Introduction

Collectin-11（CL-11）作为C型凝集素家族新成员，在肾脏高表达并参与纤维化进程。既往研究显示其能刺激黑色素瘤细胞增殖，但对肾脏成纤维细胞功能调控机制尚不明确。本研究聚焦CL-11通过受体介导的信号网络调控肾纤维化的分子机制。

Methods and materials

采用原代小鼠肾皮质成纤维细胞（vimentin⁺/FN⁺纯度>95%）及人源细胞模型，通过EdU染色、Western blot（WB）和流式细胞术检测增殖；qRT-PCR分析ECM相关基因（Fn1、Col1a1）及炎症因子（Il-6、Tnfα）；分子对接（HDOCK服务器）预测CL-11与EGFR/TGF-βRII相互作用；siRNA敲降验证受体功能。

Results

1. CL-11刺激肾成纤维细胞增殖

   rCL-11（600 ng/ml）处理48小时使EdU⁺细胞比例增加2.3倍（p<0.0001），PCNA蛋白表达上调1.8倍，S期细胞占比从18.7%升至31.4%（p<0.05）。

2. ECM与炎症因子调控

   rCL-11显著提升纤维连接蛋白（FN）和I型胶原（COL-I）的mRNA（分别增加2.1倍和1.7倍）及蛋白水平，同时诱导IL-6、TGF-β1等促纤维化因子分泌（p<0.005）。

3. 信号通路激活

   15分钟刺激即可触发ERK（Thr202/Tyr204）、AKT（Ser473）、STAT3（Tyr705）和SMAD2（Ser465/467）磷酸化，呈现剂量依赖性（300-600 ng/ml）。

◆ **存储数据**:
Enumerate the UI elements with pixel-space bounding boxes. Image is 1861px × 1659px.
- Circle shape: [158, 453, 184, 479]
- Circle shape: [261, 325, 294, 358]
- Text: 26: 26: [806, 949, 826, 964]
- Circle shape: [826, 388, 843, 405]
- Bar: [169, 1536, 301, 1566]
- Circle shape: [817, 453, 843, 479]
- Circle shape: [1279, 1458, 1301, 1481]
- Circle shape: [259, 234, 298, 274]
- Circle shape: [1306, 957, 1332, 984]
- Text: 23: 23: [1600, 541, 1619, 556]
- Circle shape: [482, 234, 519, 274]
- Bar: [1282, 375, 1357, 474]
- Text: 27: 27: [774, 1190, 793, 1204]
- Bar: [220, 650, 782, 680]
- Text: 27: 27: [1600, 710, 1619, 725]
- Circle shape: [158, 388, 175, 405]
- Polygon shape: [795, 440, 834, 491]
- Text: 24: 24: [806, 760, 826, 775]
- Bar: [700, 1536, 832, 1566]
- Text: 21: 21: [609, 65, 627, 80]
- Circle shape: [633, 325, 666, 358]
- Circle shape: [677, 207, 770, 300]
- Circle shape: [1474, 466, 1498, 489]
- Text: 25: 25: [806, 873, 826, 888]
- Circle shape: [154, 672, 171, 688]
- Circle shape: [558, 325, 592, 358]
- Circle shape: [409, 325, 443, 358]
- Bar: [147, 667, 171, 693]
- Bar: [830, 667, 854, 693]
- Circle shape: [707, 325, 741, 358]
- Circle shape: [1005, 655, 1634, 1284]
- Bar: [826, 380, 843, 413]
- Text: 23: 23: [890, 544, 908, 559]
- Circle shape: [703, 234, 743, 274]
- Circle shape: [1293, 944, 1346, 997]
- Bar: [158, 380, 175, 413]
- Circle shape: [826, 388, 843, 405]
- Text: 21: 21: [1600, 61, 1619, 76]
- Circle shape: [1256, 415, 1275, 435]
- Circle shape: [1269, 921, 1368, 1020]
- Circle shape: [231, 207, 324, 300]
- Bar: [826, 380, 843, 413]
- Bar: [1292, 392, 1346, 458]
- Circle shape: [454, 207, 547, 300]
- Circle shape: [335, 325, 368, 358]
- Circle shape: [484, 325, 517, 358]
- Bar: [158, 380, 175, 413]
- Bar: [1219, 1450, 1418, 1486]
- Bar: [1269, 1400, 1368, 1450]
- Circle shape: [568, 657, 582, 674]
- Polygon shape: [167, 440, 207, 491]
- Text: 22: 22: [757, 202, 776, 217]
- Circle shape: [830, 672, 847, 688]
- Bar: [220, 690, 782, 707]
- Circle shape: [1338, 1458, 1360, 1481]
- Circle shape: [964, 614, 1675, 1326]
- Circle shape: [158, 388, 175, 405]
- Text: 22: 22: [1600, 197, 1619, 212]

◆ **待办任务**:
[A] 在关于CL-11的文本中，rCL-11（600 ng/ml）处理48小时后，EdU⁺细胞比例增加了多少？
[B] 请从关于CL-11的文本最后一句之后接着往下续写。
这些条目与此无关。

◆ **任务解答**:
[A] 增加了2.3倍（p<0.0001）。

[B]
4. 受体互作机制

   免疫荧光显示CL-11与EGFR/TGF-βRII共定位（置信度>0.8）。分子对接揭示CL-11-EGFR复合物形成4个氢键（如Glu240/Ser306）和盐桥（Glu240/His304），而CL-11-TGF-βRII存在3个氢键（如Arg220/Leu106）。siRNA敲低任一受体均使CL-11促增殖效应消失（p<0.05）。

Discussion

研究首次阐明CL-11通过"双受体-多通路"协同机制驱动肾纤维化：

• 结构基础：CL-11三聚体CRD结构域与EGFR/TGF-βRII特异性结合；

• 功能效应：激活AKT/mTOR促增殖通路与SMAD2促纤维化通路形成正反馈；

• 临床转化：人源细胞实验证实该机制跨物种保守性，为靶向CL-11-受体轴治疗慢性肾病提供依据。

创新性发现

发现L-岩藻糖（L-fucose）可竞争性抑制CL-11与成纤维细胞结合（p<0.005），提示糖类衍生物或成潜在抑制剂。